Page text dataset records

════════════════

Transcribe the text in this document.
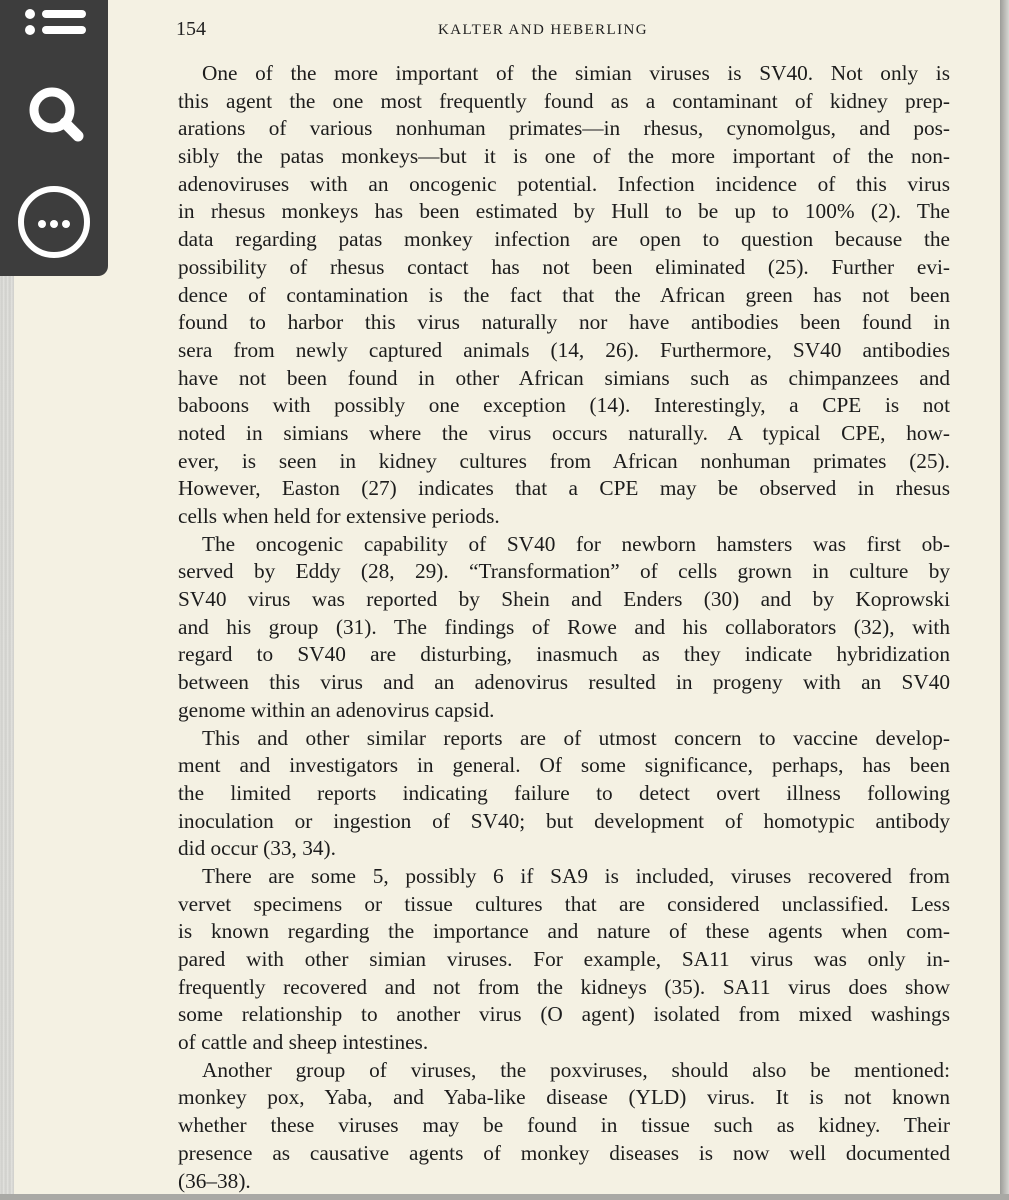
154	KALTER AND HEBERLING
One of the more important of the simian viruses is SV40. Not only is
this agent the one most frequently found as a contaminant of kidney prep-
arations of various nonhuman primates—in rhesus, cynomolgus, and pos-
sibly the patas monkeys—but it is one of the more important of the non-
adenoviruses with an oncogenic potential. Infection incidence of this virus
in rhesus monkeys has been estimated by Hull to be up to 100% (2). The
data regarding patas monkey infection are open to question because the
possibility of rhesus contact has not been eliminated (25). Further evi-
dence of contamination is the fact that the African green has not been
found to harbor this virus naturally nor have antibodies been found in
sera from newly captured animals (14, 26). Furthermore, SV40 antibodies
have not been found in other African simians such as chimpanzees and
baboons with possibly one exception (14). Interestingly, a CPE is not
noted in simians where the virus occurs naturally. A typical CPE, how-
ever, is seen in kidney cultures from African nonhuman primates (25).
However, Easton (27) indicates that a CPE may be observed in rhesus
cells when held for extensive periods.
The oncogenic capability of SV40 for newborn hamsters was first ob-
served by Eddy (28, 29). “Transformation” of cells grown in culture by
SV40 virus was reported by Shein and Enders (30) and by Koprowski
and his group (31). The findings of Rowe and his collaborators (32), with
regard to SV40 are disturbing, inasmuch as they indicate hybridization
between this virus and an adenovirus resulted in progeny with an SV40
genome within an adenovirus capsid.
This and other similar reports are of utmost concern to vaccine develop-
ment and investigators in general. Of some significance, perhaps, has been
the limited reports indicating failure to detect overt illness following
inoculation or ingestion of SV40; but development of homotypic antibody
did occur (33, 34).
There are some 5, possibly 6 if SA9 is included, viruses recovered from
vervet specimens or tissue cultures that are considered unclassified. Less
is known regarding the importance and nature of these agents when com-
pared with other simian viruses. For example, SA11 virus was only in-
frequently recovered and not from the kidneys (35). SA11 virus does show
some relationship to another virus (O agent) isolated from mixed washings
of cattle and sheep intestines.
Another group of viruses, the poxviruses, should also be mentioned:
monkey pox, Yaba, and Yaba-like disease (YLD) virus. It is not known
whether these viruses may be found in tissue such as kidney. Their
presence as causative agents of monkey diseases is now well documented
(36–38).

════════════════

**Problem to work on**
Among the records, find all lines that include the string "possibly" and return them.

**Response to this task**
baboons with possibly one exception (14). Interestingly, a CPE is not
There are some 5, possibly 6 if SA9 is included, viruses recovered from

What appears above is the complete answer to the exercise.